**Records for the task**
=-=-=
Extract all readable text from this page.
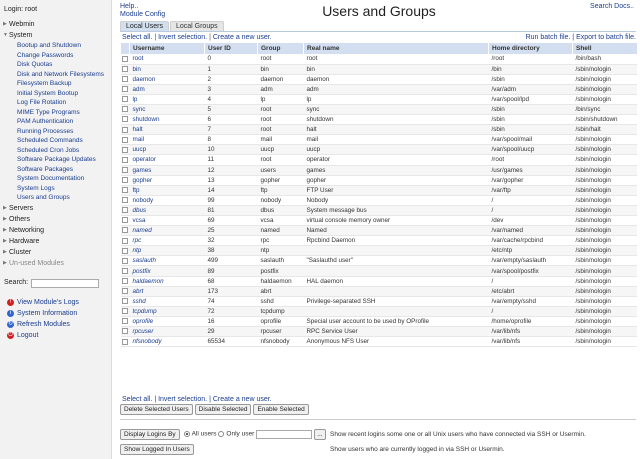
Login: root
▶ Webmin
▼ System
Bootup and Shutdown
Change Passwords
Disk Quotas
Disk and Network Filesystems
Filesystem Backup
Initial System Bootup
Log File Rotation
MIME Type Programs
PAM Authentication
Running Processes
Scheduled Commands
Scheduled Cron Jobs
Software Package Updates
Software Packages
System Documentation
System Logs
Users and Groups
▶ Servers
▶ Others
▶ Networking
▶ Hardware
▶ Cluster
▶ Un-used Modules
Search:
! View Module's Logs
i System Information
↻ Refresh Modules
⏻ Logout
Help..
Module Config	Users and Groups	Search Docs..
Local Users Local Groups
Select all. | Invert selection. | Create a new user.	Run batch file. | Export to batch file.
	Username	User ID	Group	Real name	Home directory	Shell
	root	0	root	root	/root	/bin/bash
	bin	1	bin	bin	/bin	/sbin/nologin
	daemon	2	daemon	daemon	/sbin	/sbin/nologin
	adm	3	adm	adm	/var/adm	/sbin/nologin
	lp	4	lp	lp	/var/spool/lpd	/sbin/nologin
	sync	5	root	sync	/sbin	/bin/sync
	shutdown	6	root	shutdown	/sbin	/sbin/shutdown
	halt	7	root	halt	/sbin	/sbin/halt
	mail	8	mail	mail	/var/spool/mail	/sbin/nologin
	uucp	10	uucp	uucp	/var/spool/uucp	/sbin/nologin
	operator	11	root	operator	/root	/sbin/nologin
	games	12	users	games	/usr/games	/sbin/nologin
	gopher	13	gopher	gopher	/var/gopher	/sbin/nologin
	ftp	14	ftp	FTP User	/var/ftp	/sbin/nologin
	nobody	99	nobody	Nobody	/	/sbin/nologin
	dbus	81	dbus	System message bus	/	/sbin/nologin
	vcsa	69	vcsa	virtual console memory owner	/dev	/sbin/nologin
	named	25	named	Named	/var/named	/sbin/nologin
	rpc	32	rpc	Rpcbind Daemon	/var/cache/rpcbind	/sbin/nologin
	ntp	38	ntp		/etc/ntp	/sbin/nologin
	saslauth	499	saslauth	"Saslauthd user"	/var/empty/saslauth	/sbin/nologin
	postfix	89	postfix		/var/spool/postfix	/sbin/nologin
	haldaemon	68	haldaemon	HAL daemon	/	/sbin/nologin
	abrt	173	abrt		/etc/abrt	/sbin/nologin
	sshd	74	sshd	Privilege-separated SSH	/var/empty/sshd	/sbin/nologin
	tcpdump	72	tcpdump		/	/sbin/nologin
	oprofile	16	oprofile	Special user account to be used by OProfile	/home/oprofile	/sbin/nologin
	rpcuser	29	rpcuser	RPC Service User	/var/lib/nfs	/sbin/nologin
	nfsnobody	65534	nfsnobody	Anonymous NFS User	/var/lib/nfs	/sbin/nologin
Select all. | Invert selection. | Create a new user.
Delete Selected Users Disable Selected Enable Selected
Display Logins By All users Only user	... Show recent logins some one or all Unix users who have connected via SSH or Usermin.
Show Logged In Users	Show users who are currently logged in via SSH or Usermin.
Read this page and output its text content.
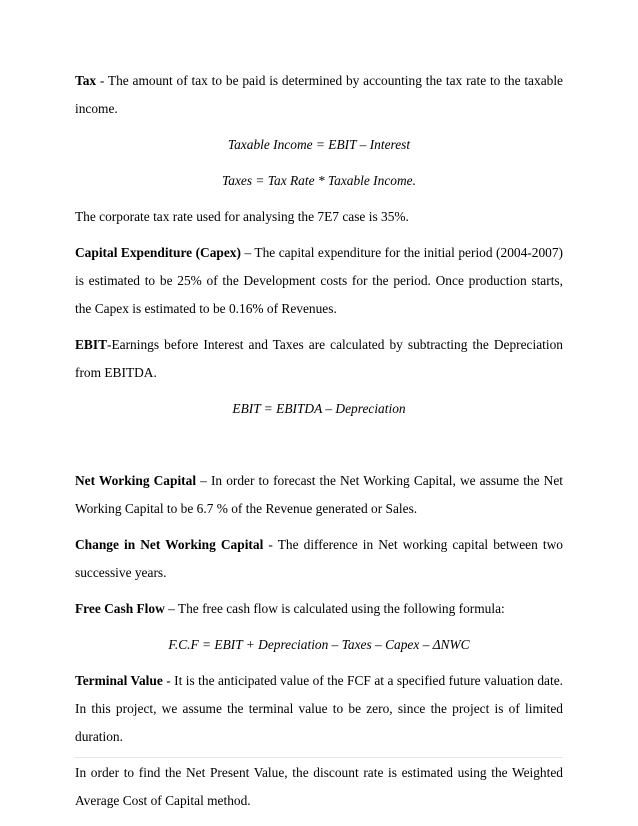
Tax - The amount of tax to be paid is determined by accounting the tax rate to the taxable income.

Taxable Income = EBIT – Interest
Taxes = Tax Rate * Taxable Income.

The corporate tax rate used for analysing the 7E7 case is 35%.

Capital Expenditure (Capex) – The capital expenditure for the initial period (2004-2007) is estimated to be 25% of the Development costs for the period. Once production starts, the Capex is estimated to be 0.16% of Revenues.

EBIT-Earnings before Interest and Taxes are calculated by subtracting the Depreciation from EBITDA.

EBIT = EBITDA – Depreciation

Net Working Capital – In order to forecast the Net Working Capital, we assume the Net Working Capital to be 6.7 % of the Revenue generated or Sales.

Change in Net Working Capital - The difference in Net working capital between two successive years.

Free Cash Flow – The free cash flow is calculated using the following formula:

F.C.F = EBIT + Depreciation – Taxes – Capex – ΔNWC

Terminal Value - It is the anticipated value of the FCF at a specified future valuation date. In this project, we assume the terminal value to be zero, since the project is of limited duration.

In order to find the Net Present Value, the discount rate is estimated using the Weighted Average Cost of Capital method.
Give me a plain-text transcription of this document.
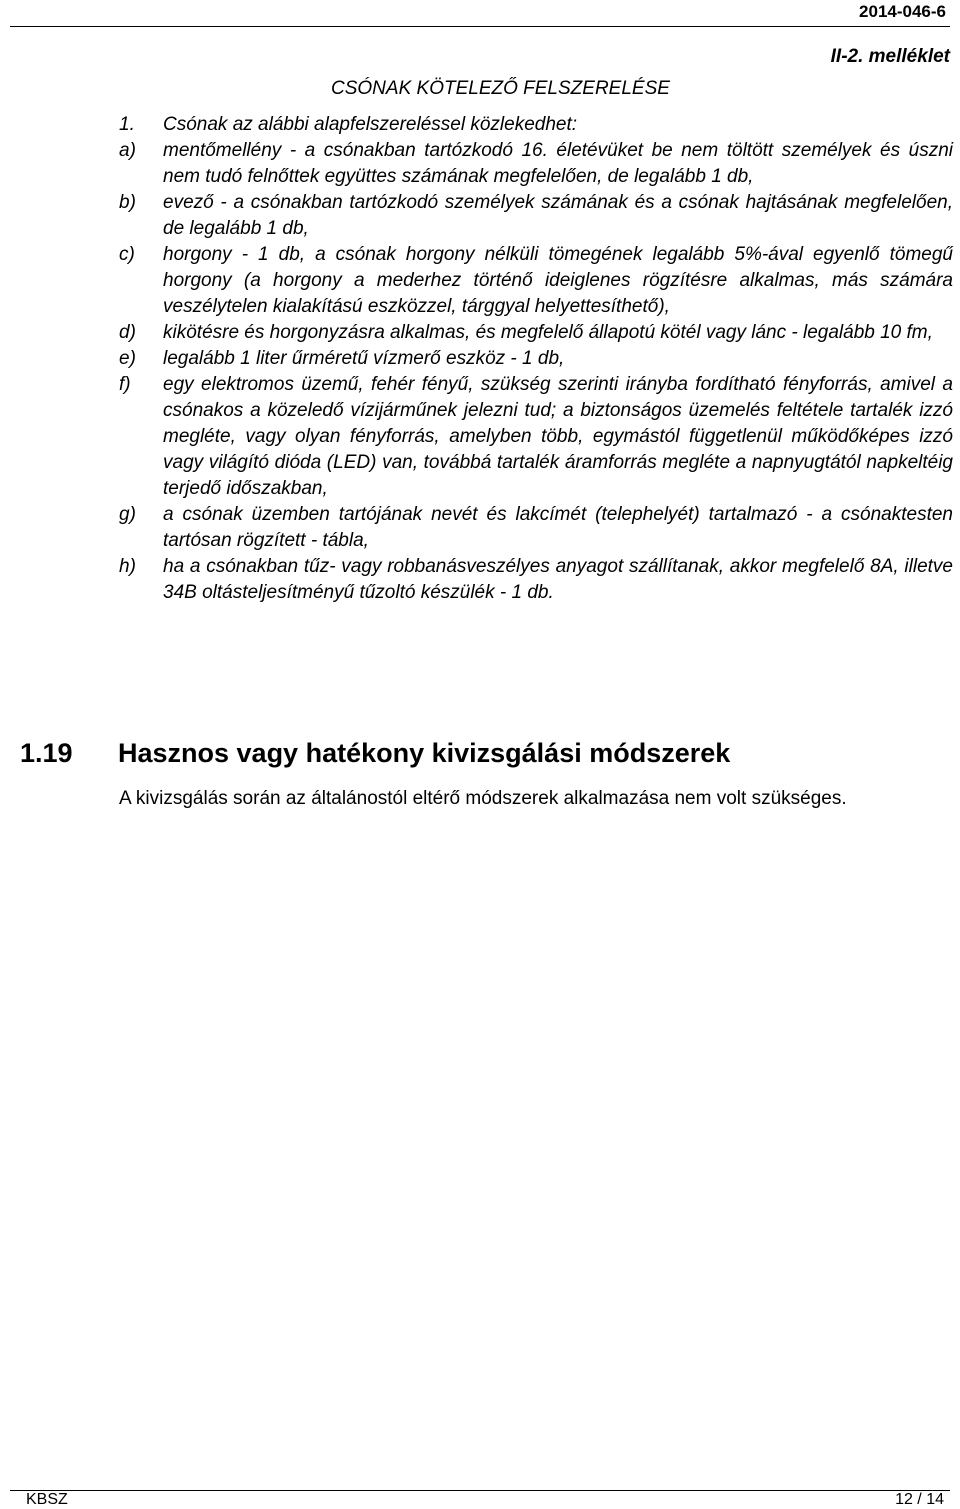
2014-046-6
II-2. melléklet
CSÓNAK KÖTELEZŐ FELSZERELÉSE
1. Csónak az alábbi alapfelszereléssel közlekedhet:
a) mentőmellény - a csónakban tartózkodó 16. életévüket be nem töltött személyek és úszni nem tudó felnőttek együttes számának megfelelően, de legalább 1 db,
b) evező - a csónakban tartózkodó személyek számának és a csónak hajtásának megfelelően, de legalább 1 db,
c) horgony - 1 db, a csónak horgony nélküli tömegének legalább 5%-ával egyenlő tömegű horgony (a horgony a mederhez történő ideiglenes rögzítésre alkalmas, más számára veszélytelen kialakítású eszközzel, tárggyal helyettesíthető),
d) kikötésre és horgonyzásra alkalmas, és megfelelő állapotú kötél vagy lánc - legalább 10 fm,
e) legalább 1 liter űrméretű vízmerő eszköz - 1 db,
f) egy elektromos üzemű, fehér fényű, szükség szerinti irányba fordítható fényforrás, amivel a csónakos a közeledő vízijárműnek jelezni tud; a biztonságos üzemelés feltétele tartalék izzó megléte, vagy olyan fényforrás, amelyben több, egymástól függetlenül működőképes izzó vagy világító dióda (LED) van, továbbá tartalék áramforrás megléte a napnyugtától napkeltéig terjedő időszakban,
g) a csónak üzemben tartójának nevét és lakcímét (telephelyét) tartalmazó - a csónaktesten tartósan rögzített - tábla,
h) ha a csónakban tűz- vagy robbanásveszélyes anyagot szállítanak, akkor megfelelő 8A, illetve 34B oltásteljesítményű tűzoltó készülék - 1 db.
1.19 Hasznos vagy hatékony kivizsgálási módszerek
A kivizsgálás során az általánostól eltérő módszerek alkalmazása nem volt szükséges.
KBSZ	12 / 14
=-=-=
**Given exercise**
Each line that holds the word "root" should be extracted from the records.

**Exercise answer**
Login: root
	root	0	root	root	/root	/bin/bash
	sync	5	root	sync	/sbin	/bin/sync
	shutdown	6	root	shutdown	/sbin	/sbin/shutdown
	halt	7	root	halt	/sbin	/sbin/halt
	operator	11	root	operator	/root	/sbin/nologin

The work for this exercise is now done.